-- PROMPT --
Rewrite the material below as a numbered list, starting at its first line and ending with the line containing "item-label: 支付成功商家未收到钱 <box>156", including both, and omit any blank lines.
----- ENTRIES PROVIDED
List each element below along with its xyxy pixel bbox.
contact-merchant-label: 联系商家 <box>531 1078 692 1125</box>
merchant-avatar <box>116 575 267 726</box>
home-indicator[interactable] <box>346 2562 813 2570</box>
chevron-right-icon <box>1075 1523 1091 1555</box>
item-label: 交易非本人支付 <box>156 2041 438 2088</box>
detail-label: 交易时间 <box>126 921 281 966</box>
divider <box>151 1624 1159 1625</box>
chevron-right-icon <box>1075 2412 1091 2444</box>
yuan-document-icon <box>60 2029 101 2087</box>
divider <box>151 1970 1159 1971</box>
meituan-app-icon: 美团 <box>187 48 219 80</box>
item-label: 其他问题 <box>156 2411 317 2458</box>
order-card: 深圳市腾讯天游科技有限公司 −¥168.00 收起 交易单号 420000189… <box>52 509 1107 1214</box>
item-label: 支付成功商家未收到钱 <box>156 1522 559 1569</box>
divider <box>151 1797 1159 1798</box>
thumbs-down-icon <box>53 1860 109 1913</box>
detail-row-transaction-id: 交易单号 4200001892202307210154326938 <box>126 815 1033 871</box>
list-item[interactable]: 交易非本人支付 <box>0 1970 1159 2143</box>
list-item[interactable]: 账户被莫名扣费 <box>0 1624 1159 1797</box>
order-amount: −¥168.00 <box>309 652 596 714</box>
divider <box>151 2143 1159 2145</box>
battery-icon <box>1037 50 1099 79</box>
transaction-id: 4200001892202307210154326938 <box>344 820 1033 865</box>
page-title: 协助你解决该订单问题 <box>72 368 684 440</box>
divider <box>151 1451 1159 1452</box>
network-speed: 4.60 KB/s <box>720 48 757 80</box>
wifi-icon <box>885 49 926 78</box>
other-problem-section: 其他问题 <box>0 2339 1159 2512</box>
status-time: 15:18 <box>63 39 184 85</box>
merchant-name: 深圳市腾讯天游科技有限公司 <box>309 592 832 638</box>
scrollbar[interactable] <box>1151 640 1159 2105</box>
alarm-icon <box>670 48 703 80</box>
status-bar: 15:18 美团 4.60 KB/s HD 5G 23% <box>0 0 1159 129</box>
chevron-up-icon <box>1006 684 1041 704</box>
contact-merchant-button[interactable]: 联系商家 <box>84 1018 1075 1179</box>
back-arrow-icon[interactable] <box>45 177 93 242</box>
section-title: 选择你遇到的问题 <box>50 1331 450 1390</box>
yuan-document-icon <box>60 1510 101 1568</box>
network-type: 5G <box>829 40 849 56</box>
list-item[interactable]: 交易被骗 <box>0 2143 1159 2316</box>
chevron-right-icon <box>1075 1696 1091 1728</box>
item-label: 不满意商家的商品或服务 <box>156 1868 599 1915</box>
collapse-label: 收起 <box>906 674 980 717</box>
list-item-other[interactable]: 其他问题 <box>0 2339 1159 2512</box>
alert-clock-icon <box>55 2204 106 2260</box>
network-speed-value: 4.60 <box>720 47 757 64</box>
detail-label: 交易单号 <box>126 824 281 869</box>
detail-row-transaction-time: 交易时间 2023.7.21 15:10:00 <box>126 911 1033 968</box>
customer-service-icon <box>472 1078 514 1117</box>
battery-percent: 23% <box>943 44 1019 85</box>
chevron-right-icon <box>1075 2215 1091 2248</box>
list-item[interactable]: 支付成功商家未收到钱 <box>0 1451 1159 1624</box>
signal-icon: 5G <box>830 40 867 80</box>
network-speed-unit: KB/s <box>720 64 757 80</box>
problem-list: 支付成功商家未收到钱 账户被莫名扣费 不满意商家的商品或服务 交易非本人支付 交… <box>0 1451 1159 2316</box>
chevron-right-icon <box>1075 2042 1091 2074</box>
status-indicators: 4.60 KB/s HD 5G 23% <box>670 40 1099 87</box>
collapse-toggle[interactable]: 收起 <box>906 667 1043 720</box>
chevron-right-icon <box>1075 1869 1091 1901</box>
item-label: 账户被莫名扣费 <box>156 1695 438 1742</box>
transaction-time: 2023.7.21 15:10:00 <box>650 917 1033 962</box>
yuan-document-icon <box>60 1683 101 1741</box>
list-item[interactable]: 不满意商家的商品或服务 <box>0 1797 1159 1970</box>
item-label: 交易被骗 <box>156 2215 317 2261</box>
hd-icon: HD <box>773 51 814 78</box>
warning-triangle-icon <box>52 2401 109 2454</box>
----------
-- RESULT --
1. List each element below along with its xyxy pixel bbox.
2. contact-merchant-label: 联系商家 <box>531 1078 692 1125</box>
3. merchant-avatar <box>116 575 267 726</box>
4. home-indicator[interactable] <box>346 2562 813 2570</box>
5. chevron-right-icon <box>1075 1523 1091 1555</box>
6. item-label: 交易非本人支付 <box>156 2041 438 2088</box>
7. detail-label: 交易时间 <box>126 921 281 966</box>
8. divider <box>151 1624 1159 1625</box>
9. chevron-right-icon <box>1075 2412 1091 2444</box>
10. yuan-document-icon <box>60 2029 101 2087</box>
11. divider <box>151 1970 1159 1971</box>
12. meituan-app-icon: 美团 <box>187 48 219 80</box>
13. item-label: 其他问题 <box>156 2411 317 2458</box>
14. order-card: 深圳市腾讯天游科技有限公司 −¥168.00 收起 交易单号 420000189… <box>52 509 1107 1214</box>
15. item-label: 支付成功商家未收到钱 <box>156 1522 559 1569</box>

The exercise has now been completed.